#### EXTRACTED INFORMATION ####
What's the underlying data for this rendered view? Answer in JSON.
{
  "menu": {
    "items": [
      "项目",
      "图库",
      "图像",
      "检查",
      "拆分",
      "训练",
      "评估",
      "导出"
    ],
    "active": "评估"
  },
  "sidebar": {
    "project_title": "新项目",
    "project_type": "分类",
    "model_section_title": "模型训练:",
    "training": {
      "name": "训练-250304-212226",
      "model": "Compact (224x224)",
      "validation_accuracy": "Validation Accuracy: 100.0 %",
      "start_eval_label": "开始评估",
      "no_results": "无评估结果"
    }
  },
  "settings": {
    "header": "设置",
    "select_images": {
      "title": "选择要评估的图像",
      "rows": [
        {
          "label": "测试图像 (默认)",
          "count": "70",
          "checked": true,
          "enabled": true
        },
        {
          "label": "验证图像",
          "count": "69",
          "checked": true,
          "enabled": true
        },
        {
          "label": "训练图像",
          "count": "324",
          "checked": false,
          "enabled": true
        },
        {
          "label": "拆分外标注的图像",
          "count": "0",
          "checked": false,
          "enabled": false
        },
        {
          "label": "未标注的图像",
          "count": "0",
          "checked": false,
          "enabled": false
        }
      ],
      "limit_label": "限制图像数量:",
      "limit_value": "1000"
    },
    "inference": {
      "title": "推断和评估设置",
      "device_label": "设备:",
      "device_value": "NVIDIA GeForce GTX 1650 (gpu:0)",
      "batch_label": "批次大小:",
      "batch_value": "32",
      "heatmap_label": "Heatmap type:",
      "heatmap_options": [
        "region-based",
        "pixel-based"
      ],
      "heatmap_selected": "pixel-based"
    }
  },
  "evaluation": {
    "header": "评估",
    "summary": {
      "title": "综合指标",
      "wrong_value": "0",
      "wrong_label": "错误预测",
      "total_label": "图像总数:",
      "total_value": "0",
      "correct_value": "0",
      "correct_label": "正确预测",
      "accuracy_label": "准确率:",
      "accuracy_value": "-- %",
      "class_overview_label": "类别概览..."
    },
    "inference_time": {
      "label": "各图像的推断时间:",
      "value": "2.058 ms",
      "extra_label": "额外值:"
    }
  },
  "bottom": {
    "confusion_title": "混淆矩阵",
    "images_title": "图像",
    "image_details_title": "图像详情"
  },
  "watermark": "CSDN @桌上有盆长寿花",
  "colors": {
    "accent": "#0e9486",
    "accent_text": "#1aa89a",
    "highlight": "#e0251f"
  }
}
####
▸ TASK OBJECTIVE
Repeat every line of the data, exactly and in full.

▸ ANSWER FOR THE TASK
What's the underlying data for this rendered view? Answer in JSON.
{
  "menu": {
    "items": [
      "项目",
      "图库",
      "图像",
      "检查",
      "拆分",
      "训练",
      "评估",
      "导出"
    ],
    "active": "评估"
  },
  "sidebar": {
    "project_title": "新项目",
    "project_type": "分类",
    "model_section_title": "模型训练:",
    "training": {
      "name": "训练-250304-212226",
      "model": "Compact (224x224)",
      "validation_accuracy": "Validation Accuracy: 100.0 %",
      "start_eval_label": "开始评估",
      "no_results": "无评估结果"
    }
  },
  "settings": {
    "header": "设置",
    "select_images": {
      "title": "选择要评估的图像",
      "rows": [
        {
          "label": "测试图像 (默认)",
          "count": "70",
          "checked": true,
          "enabled": true
        },
        {
          "label": "验证图像",
          "count": "69",
          "checked": true,
          "enabled": true
        },
        {
          "label": "训练图像",
          "count": "324",
          "checked": false,
          "enabled": true
        },
        {
          "label": "拆分外标注的图像",
          "count": "0",
          "checked": false,
          "enabled": false
        },
        {
          "label": "未标注的图像",
          "count": "0",
          "checked": false,
          "enabled": false
        }
      ],
      "limit_label": "限制图像数量:",
      "limit_value": "1000"
    },
    "inference": {
      "title": "推断和评估设置",
      "device_label": "设备:",
      "device_value": "NVIDIA GeForce GTX 1650 (gpu:0)",
      "batch_label": "批次大小:",
      "batch_value": "32",
      "heatmap_label": "Heatmap type:",
      "heatmap_options": [
        "region-based",
        "pixel-based"
      ],
      "heatmap_selected": "pixel-based"
    }
  },
  "evaluation": {
    "header": "评估",
    "summary": {
      "title": "综合指标",
      "wrong_value": "0",
      "wrong_label": "错误预测",
      "total_label": "图像总数:",
      "total_value": "0",
      "correct_value": "0",
      "correct_label": "正确预测",
      "accuracy_label": "准确率:",
      "accuracy_value": "-- %",
      "class_overview_label": "类别概览..."
    },
    "inference_time": {
      "label": "各图像的推断时间:",
      "value": "2.058 ms",
      "extra_label": "额外值:"
    }
  },
  "bottom": {
    "confusion_title": "混淆矩阵",
    "images_title": "图像",
    "image_details_title": "图像详情"
  },
  "watermark": "CSDN @桌上有盆长寿花",
  "colors": {
    "accent": "#0e9486",
    "accent_text": "#1aa89a",
    "highlight": "#e0251f"
  }
}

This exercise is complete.